(Stored data entries)
--

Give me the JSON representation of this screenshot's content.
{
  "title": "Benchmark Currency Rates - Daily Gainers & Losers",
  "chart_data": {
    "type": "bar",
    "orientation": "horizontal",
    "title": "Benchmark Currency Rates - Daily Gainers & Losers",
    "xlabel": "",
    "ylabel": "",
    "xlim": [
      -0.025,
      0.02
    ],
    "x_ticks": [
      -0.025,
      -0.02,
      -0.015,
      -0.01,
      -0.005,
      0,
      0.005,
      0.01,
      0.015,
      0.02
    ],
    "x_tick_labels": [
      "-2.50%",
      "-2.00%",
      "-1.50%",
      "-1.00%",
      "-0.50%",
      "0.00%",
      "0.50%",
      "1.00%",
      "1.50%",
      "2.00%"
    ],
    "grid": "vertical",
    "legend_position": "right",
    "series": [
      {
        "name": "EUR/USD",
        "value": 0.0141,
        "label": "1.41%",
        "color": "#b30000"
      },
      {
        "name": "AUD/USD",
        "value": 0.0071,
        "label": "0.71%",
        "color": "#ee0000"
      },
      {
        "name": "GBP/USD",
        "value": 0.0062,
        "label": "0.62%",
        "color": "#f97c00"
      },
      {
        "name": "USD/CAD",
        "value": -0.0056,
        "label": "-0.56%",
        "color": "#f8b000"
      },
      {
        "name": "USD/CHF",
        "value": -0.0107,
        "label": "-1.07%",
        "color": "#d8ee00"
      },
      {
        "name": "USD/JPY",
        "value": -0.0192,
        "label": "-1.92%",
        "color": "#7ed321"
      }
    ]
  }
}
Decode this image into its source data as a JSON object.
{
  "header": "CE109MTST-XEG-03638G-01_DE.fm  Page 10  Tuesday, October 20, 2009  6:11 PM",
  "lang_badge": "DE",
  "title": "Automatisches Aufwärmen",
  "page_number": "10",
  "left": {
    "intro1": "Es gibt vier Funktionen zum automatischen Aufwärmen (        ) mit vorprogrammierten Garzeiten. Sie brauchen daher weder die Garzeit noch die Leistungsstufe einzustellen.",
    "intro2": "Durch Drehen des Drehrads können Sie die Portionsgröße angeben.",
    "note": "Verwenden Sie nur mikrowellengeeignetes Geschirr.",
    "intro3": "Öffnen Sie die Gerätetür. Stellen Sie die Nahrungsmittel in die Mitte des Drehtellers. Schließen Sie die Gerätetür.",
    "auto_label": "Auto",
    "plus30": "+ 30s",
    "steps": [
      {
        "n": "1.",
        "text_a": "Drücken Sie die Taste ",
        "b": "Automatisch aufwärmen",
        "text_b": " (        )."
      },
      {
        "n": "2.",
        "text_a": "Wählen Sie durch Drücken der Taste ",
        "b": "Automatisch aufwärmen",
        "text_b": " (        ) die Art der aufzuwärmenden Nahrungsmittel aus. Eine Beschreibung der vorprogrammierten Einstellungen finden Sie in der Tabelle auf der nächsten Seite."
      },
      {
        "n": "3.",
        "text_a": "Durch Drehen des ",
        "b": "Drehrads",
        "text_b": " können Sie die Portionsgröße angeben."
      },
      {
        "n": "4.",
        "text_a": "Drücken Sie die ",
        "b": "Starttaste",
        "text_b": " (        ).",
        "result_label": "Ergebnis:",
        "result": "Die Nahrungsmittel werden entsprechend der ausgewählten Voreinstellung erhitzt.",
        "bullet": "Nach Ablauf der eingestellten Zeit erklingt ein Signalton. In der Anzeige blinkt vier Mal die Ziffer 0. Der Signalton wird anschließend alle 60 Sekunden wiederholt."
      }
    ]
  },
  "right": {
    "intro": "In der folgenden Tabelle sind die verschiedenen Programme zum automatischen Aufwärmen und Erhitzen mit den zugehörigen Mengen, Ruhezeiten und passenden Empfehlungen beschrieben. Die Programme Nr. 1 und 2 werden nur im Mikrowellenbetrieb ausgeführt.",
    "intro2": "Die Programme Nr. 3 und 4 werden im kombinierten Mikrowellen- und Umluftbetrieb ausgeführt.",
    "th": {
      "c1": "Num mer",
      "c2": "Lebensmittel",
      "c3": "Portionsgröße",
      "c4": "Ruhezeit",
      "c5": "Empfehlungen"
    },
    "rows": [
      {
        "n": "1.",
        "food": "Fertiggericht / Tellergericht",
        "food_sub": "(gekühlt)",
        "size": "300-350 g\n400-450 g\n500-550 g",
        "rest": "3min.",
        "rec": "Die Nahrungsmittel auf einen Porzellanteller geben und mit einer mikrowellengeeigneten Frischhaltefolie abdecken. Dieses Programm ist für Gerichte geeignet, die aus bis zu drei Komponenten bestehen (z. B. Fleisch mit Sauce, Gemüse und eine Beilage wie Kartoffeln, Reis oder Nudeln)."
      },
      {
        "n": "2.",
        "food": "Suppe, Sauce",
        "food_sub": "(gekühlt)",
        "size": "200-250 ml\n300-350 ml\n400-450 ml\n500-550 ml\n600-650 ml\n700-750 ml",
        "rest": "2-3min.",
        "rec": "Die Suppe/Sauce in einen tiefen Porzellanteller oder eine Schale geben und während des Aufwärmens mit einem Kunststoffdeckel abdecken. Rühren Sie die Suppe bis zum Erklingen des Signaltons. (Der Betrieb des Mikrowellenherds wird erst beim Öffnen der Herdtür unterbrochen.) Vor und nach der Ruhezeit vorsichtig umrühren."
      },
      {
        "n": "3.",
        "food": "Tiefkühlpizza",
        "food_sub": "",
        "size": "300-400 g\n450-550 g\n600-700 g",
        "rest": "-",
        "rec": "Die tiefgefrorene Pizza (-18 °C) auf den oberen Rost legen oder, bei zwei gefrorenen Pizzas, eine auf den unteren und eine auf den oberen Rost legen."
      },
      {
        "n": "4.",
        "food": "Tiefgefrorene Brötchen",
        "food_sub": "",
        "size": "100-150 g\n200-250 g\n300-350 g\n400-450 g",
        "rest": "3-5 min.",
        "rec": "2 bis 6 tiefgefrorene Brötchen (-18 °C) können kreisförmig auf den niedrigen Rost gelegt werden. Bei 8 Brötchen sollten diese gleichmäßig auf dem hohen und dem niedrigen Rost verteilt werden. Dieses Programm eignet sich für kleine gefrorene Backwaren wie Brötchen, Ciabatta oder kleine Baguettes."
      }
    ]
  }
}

--

> _Exercise details_: Copy the lines from the entries above in which the word "Suppe" appears.

> _Result of this exercise_:
        "food": "Suppe, Sauce",
        "rec": "Die Suppe/Sauce in einen tiefen Porzellanteller oder eine Schale geben und während des Aufwärmens mit einem Kunststoffdeckel abdecken. Rühren Sie die Suppe bis zum Erklingen des Signaltons. (Der Betrieb des Mikrowellenherds wird erst beim Öffnen der Herdtür unterbrochen.) Vor und nach der Ruhezeit vorsichtig umrühren."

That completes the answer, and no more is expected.